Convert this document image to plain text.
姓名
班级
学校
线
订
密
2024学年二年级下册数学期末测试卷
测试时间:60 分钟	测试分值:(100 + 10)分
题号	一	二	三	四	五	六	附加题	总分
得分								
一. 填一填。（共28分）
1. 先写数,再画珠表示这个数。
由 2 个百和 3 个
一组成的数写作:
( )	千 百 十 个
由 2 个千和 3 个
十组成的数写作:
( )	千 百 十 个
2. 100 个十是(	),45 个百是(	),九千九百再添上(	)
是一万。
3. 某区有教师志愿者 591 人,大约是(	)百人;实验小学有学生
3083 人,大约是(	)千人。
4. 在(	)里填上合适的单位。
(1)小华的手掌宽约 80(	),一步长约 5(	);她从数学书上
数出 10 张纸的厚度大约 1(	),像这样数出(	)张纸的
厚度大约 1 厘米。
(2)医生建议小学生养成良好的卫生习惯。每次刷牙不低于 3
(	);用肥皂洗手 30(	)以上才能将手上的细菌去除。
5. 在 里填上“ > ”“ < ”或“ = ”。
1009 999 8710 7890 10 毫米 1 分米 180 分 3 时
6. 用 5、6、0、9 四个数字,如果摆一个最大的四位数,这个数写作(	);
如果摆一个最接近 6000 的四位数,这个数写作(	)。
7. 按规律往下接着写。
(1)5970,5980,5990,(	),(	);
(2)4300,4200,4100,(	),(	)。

* * *

Using the listing, collect all lines in which the string "这个数写作" is found.

### Result for this exercise:
6. 用 5、6、0、9 四个数字,如果摆一个最大的四位数,这个数写作(	);
如果摆一个最接近 6000 的四位数,这个数写作(	)。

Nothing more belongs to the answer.